→ **Task description**
Retype the whole listing below, character for character.

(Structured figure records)
----

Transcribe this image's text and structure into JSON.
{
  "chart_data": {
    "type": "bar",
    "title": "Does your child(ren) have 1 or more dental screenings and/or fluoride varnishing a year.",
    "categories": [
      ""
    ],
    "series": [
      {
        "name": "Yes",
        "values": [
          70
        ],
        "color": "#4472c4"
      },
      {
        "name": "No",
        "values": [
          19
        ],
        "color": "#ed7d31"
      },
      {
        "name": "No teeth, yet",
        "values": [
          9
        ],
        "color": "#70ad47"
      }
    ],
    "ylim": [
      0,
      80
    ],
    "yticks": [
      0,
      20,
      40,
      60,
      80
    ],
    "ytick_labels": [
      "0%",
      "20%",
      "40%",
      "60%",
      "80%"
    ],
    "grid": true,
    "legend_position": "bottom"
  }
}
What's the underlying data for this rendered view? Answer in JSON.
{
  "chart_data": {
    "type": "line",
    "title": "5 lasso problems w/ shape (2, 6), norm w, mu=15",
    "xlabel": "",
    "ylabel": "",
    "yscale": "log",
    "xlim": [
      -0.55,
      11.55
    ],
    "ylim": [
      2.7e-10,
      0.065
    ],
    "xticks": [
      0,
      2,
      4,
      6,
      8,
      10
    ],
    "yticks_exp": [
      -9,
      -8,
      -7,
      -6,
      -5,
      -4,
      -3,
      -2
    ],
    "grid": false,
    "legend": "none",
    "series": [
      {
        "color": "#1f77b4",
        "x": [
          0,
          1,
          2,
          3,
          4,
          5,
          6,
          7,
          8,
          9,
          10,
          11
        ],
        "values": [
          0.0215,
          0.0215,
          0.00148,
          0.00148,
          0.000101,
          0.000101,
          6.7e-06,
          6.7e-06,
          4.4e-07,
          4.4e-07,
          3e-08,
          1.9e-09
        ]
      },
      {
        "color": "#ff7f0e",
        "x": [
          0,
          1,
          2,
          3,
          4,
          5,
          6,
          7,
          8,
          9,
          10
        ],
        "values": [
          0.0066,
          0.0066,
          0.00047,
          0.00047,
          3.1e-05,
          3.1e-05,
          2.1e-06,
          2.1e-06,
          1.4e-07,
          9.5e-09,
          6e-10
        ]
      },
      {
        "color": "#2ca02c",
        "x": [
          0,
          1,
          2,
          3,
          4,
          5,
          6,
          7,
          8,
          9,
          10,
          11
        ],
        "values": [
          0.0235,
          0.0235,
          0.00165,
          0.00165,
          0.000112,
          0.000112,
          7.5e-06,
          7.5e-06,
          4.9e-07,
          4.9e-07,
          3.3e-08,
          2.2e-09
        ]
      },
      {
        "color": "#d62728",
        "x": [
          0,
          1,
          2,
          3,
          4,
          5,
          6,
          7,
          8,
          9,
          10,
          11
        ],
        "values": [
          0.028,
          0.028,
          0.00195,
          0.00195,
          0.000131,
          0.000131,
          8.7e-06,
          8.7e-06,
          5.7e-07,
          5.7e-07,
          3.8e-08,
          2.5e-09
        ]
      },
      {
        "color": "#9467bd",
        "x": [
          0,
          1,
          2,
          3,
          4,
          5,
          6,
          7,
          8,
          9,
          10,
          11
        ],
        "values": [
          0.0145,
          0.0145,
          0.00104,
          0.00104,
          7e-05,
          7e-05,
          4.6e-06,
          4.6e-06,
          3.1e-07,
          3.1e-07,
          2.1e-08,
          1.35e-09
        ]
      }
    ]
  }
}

----

→ **In response**
Transcribe this image's text and structure into JSON.
{
  "chart_data": {
    "type": "bar",
    "title": "Does your child(ren) have 1 or more dental screenings and/or fluoride varnishing a year.",
    "categories": [
      ""
    ],
    "series": [
      {
        "name": "Yes",
        "values": [
          70
        ],
        "color": "#4472c4"
      },
      {
        "name": "No",
        "values": [
          19
        ],
        "color": "#ed7d31"
      },
      {
        "name": "No teeth, yet",
        "values": [
          9
        ],
        "color": "#70ad47"
      }
    ],
    "ylim": [
      0,
      80
    ],
    "yticks": [
      0,
      20,
      40,
      60,
      80
    ],
    "ytick_labels": [
      "0%",
      "20%",
      "40%",
      "60%",
      "80%"
    ],
    "grid": true,
    "legend_position": "bottom"
  }
}
What's the underlying data for this rendered view? Answer in JSON.
{
  "chart_data": {
    "type": "line",
    "title": "5 lasso problems w/ shape (2, 6), norm w, mu=15",
    "xlabel": "",
    "ylabel": "",
    "yscale": "log",
    "xlim": [
      -0.55,
      11.55
    ],
    "ylim": [
      2.7e-10,
      0.065
    ],
    "xticks": [
      0,
      2,
      4,
      6,
      8,
      10
    ],
    "yticks_exp": [
      -9,
      -8,
      -7,
      -6,
      -5,
      -4,
      -3,
      -2
    ],
    "grid": false,
    "legend": "none",
    "series": [
      {
        "color": "#1f77b4",
        "x": [
          0,
          1,
          2,
          3,
          4,
          5,
          6,
          7,
          8,
          9,
          10,
          11
        ],
        "values": [
          0.0215,
          0.0215,
          0.00148,
          0.00148,
          0.000101,
          0.000101,
          6.7e-06,
          6.7e-06,
          4.4e-07,
          4.4e-07,
          3e-08,
          1.9e-09
        ]
      },
      {
        "color": "#ff7f0e",
        "x": [
          0,
          1,
          2,
          3,
          4,
          5,
          6,
          7,
          8,
          9,
          10
        ],
        "values": [
          0.0066,
          0.0066,
          0.00047,
          0.00047,
          3.1e-05,
          3.1e-05,
          2.1e-06,
          2.1e-06,
          1.4e-07,
          9.5e-09,
          6e-10
        ]
      },
      {
        "color": "#2ca02c",
        "x": [
          0,
          1,
          2,
          3,
          4,
          5,
          6,
          7,
          8,
          9,
          10,
          11
        ],
        "values": [
          0.0235,
          0.0235,
          0.00165,
          0.00165,
          0.000112,
          0.000112,
          7.5e-06,
          7.5e-06,
          4.9e-07,
          4.9e-07,
          3.3e-08,
          2.2e-09
        ]
      },
      {
        "color": "#d62728",
        "x": [
          0,
          1,
          2,
          3,
          4,
          5,
          6,
          7,
          8,
          9,
          10,
          11
        ],
        "values": [
          0.028,
          0.028,
          0.00195,
          0.00195,
          0.000131,
          0.000131,
          8.7e-06,
          8.7e-06,
          5.7e-07,
          5.7e-07,
          3.8e-08,
          2.5e-09
        ]
      },
      {
        "color": "#9467bd",
        "x": [
          0,
          1,
          2,
          3,
          4,
          5,
          6,
          7,
          8,
          9,
          10,
          11
        ],
        "values": [
          0.0145,
          0.0145,
          0.00104,
          0.00104,
          7e-05,
          7e-05,
          4.6e-06,
          4.6e-06,
          3.1e-07,
          3.1e-07,
          2.1e-08,
          1.35e-09
        ]
      }
    ]
  }
}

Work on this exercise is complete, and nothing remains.